TASK | Your task is to repeat the entries underneath exactly, minus the pictures.

※

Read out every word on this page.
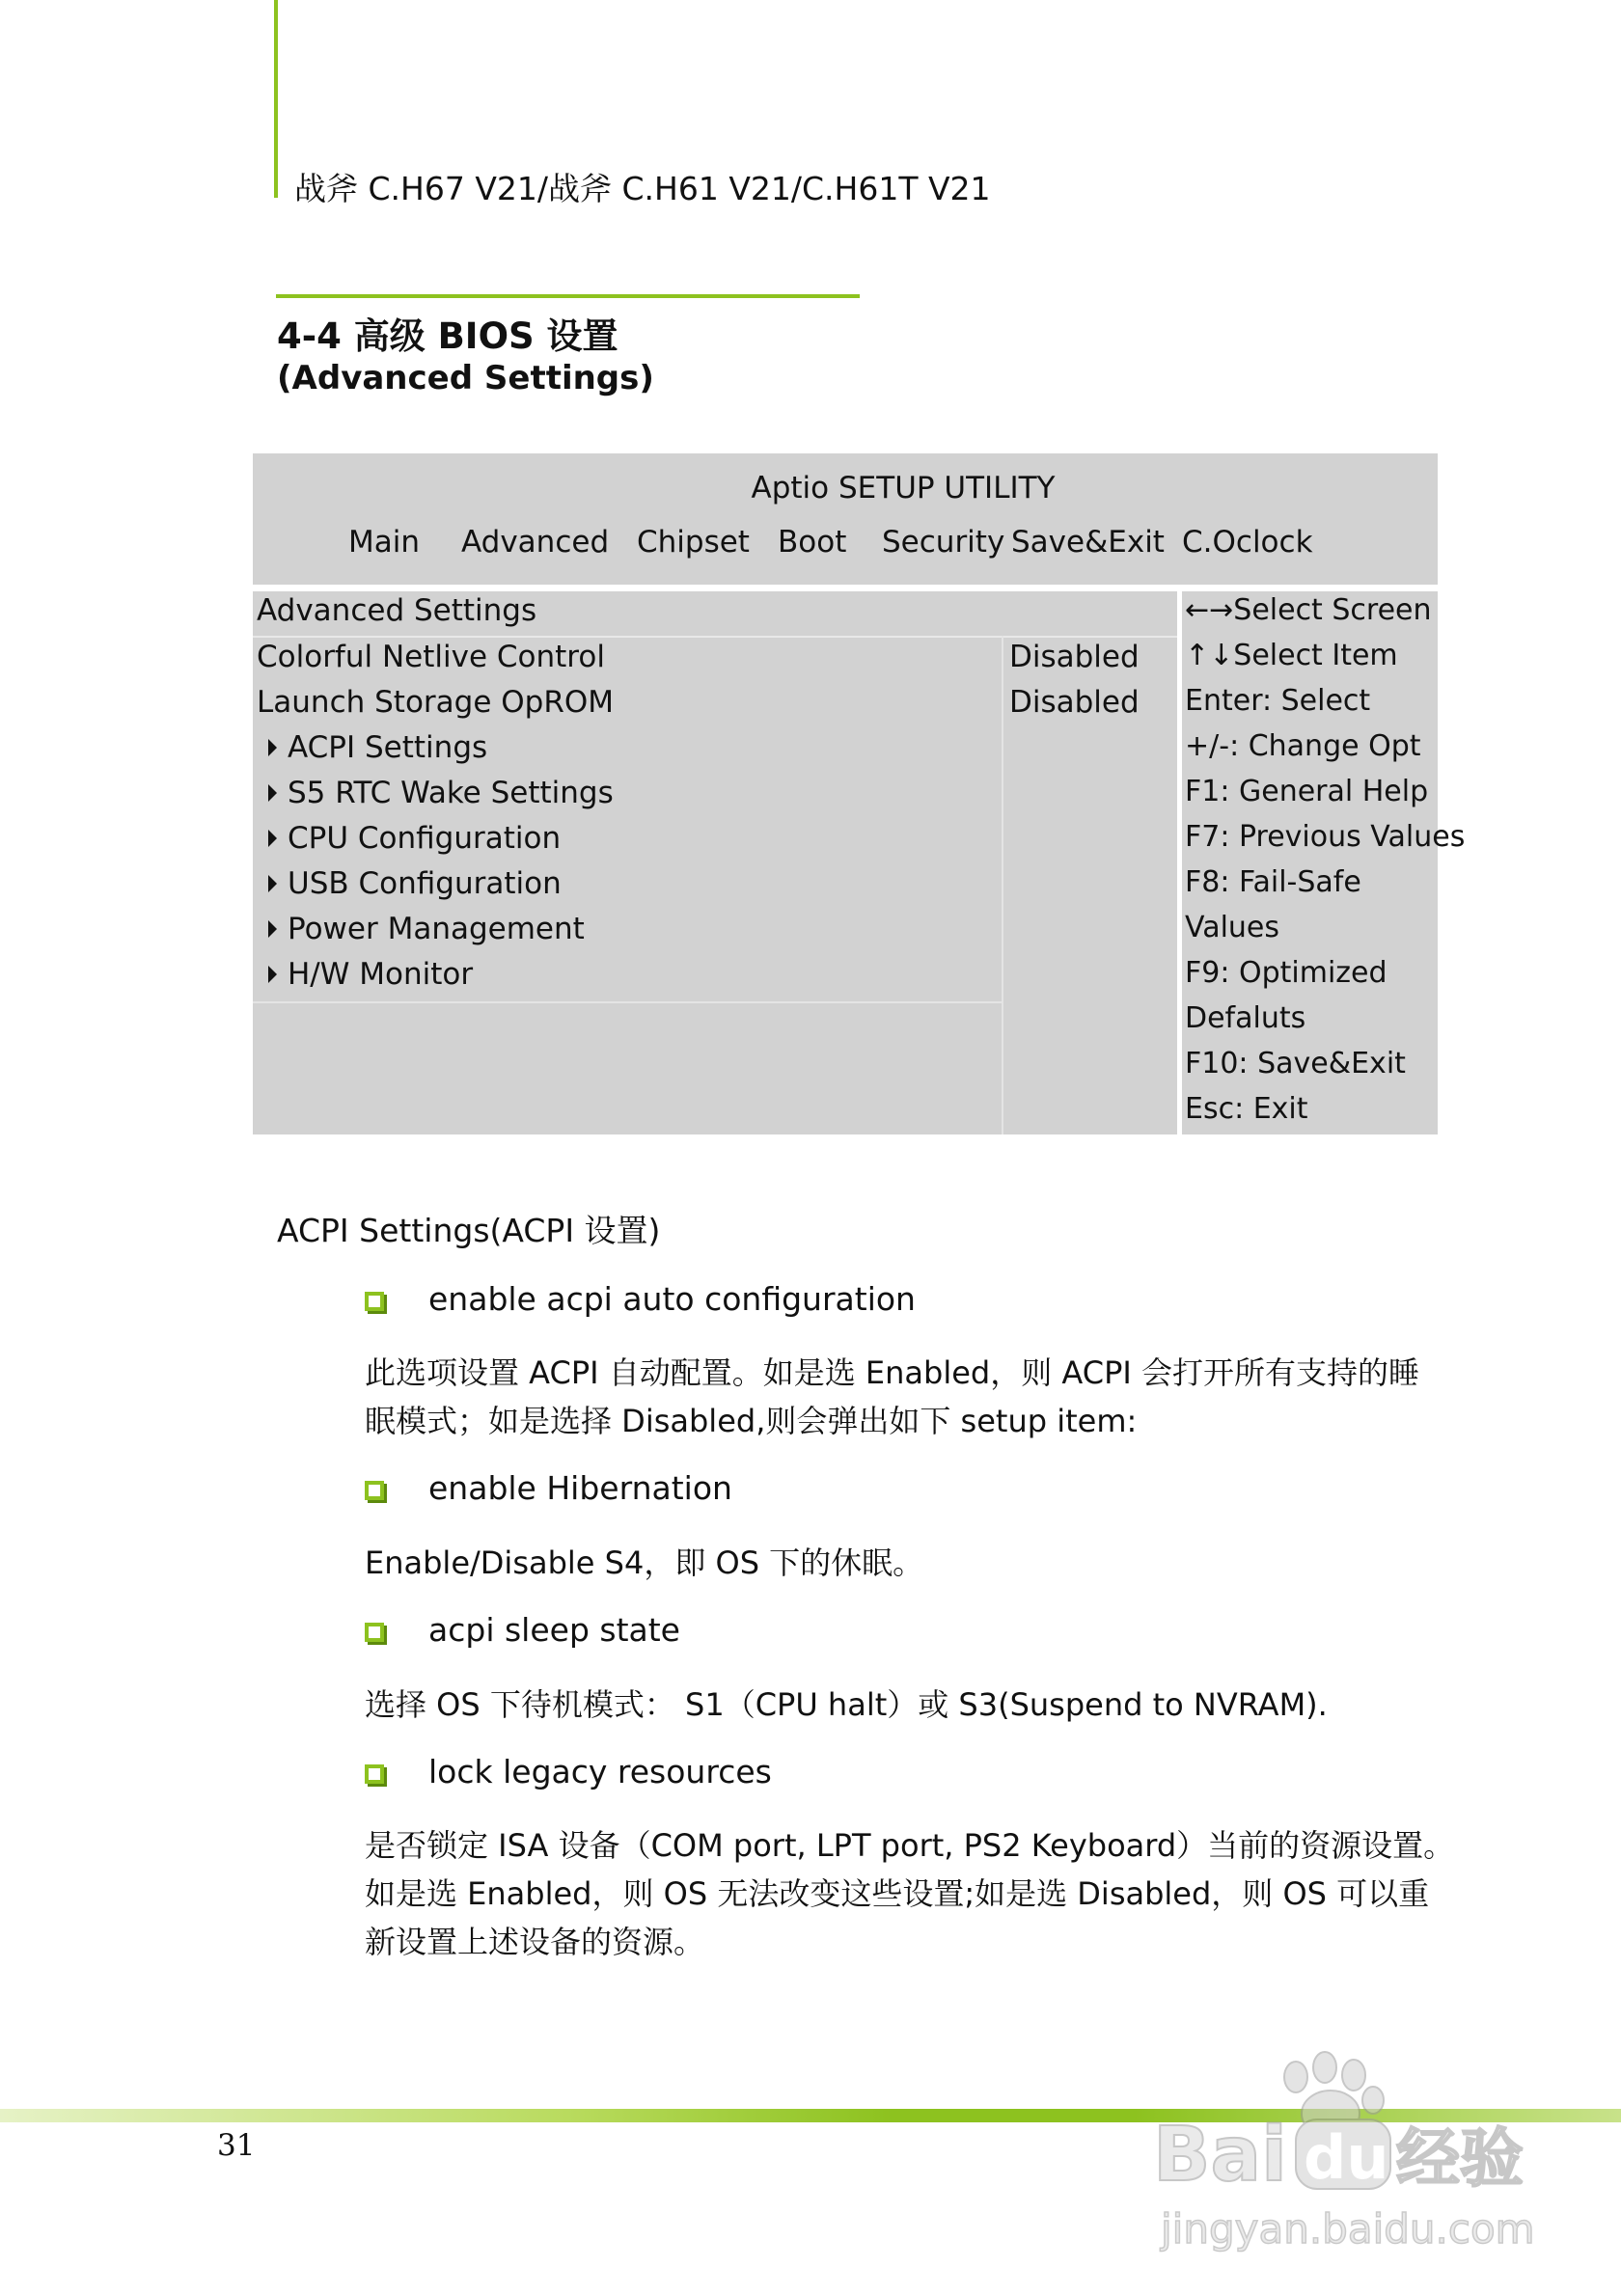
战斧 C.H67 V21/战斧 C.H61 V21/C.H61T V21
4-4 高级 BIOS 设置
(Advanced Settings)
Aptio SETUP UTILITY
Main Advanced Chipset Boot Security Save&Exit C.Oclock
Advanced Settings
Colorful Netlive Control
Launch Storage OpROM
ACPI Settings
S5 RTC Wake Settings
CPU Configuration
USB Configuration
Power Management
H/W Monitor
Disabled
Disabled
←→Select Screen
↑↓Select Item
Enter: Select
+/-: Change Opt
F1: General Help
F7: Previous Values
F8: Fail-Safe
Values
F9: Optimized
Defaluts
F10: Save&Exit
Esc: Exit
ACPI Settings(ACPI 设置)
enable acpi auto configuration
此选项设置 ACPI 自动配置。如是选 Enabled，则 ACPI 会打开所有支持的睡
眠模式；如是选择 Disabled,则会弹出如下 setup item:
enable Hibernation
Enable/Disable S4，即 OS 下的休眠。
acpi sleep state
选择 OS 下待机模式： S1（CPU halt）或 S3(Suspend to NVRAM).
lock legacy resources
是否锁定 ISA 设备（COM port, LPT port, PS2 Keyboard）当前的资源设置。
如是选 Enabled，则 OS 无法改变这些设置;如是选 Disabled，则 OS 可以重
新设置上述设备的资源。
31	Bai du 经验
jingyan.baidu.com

※

RESPONSE |
Read out every word on this page.
战斧 C.H67 V21/战斧 C.H61 V21/C.H61T V21
4-4 高级 BIOS 设置
(Advanced Settings)
Aptio SETUP UTILITY
Main Advanced Chipset Boot Security Save&Exit C.Oclock
Advanced Settings
Colorful Netlive Control
Launch Storage OpROM
ACPI Settings
S5 RTC Wake Settings
CPU Configuration
USB Configuration
Power Management
H/W Monitor
Disabled
Disabled
←→Select Screen
↑↓Select Item
Enter: Select
+/-: Change Opt
F1: General Help
F7: Previous Values
F8: Fail-Safe
Values
F9: Optimized
Defaluts
F10: Save&Exit
Esc: Exit
ACPI Settings(ACPI 设置)
enable acpi auto configuration
此选项设置 ACPI 自动配置。如是选 Enabled，则 ACPI 会打开所有支持的睡
眠模式；如是选择 Disabled,则会弹出如下 setup item:
enable Hibernation
Enable/Disable S4，即 OS 下的休眠。
acpi sleep state
选择 OS 下待机模式： S1（CPU halt）或 S3(Suspend to NVRAM).
lock legacy resources
是否锁定 ISA 设备（COM port, LPT port, PS2 Keyboard）当前的资源设置。
如是选 Enabled，则 OS 无法改变这些设置;如是选 Disabled，则 OS 可以重
新设置上述设备的资源。
31	Bai du 经验
jingyan.baidu.com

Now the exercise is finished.